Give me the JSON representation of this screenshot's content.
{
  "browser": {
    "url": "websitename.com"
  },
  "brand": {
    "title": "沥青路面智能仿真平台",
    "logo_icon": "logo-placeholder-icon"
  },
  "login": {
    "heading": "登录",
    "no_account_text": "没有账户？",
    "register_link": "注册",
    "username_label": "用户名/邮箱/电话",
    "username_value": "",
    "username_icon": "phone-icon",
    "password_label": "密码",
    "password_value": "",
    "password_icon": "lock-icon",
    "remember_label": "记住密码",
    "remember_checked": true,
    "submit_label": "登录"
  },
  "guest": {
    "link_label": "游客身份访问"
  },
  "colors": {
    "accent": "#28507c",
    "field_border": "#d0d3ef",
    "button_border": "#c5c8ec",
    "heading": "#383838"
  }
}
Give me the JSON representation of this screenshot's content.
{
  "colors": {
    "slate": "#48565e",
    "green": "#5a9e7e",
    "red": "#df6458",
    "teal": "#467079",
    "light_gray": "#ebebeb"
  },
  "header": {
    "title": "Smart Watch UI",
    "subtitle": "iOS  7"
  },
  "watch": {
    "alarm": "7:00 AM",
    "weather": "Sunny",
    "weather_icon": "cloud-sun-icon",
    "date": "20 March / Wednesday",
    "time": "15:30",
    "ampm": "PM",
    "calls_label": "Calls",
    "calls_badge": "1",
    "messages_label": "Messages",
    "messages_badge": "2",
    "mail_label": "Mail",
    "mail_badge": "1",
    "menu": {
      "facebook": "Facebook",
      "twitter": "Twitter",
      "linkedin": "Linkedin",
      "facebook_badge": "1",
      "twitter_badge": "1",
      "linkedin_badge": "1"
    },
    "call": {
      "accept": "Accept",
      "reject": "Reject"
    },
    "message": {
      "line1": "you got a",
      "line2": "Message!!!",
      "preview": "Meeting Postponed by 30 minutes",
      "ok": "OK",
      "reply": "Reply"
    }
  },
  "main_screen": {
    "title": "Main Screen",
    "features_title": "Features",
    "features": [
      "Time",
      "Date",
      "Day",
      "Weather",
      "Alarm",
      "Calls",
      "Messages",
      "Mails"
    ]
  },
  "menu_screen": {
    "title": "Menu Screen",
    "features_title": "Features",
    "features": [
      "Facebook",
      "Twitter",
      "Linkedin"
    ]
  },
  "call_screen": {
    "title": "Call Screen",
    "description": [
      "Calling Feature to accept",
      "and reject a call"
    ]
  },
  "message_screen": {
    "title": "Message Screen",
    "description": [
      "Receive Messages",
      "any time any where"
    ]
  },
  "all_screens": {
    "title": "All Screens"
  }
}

_ _ _ _ _ _ _

All of the entries must be quoted exactly; please include each one.

Give me the JSON representation of this screenshot's content.
{
  "browser": {
    "url": "websitename.com"
  },
  "brand": {
    "title": "沥青路面智能仿真平台",
    "logo_icon": "logo-placeholder-icon"
  },
  "login": {
    "heading": "登录",
    "no_account_text": "没有账户？",
    "register_link": "注册",
    "username_label": "用户名/邮箱/电话",
    "username_value": "",
    "username_icon": "phone-icon",
    "password_label": "密码",
    "password_value": "",
    "password_icon": "lock-icon",
    "remember_label": "记住密码",
    "remember_checked": true,
    "submit_label": "登录"
  },
  "guest": {
    "link_label": "游客身份访问"
  },
  "colors": {
    "accent": "#28507c",
    "field_border": "#d0d3ef",
    "button_border": "#c5c8ec",
    "heading": "#383838"
  }
}
Give me the JSON representation of this screenshot's content.
{
  "colors": {
    "slate": "#48565e",
    "green": "#5a9e7e",
    "red": "#df6458",
    "teal": "#467079",
    "light_gray": "#ebebeb"
  },
  "header": {
    "title": "Smart Watch UI",
    "subtitle": "iOS  7"
  },
  "watch": {
    "alarm": "7:00 AM",
    "weather": "Sunny",
    "weather_icon": "cloud-sun-icon",
    "date": "20 March / Wednesday",
    "time": "15:30",
    "ampm": "PM",
    "calls_label": "Calls",
    "calls_badge": "1",
    "messages_label": "Messages",
    "messages_badge": "2",
    "mail_label": "Mail",
    "mail_badge": "1",
    "menu": {
      "facebook": "Facebook",
      "twitter": "Twitter",
      "linkedin": "Linkedin",
      "facebook_badge": "1",
      "twitter_badge": "1",
      "linkedin_badge": "1"
    },
    "call": {
      "accept": "Accept",
      "reject": "Reject"
    },
    "message": {
      "line1": "you got a",
      "line2": "Message!!!",
      "preview": "Meeting Postponed by 30 minutes",
      "ok": "OK",
      "reply": "Reply"
    }
  },
  "main_screen": {
    "title": "Main Screen",
    "features_title": "Features",
    "features": [
      "Time",
      "Date",
      "Day",
      "Weather",
      "Alarm",
      "Calls",
      "Messages",
      "Mails"
    ]
  },
  "menu_screen": {
    "title": "Menu Screen",
    "features_title": "Features",
    "features": [
      "Facebook",
      "Twitter",
      "Linkedin"
    ]
  },
  "call_screen": {
    "title": "Call Screen",
    "description": [
      "Calling Feature to accept",
      "and reject a call"
    ]
  },
  "message_screen": {
    "title": "Message Screen",
    "description": [
      "Receive Messages",
      "any time any where"
    ]
  },
  "all_screens": {
    "title": "All Screens"
  }
}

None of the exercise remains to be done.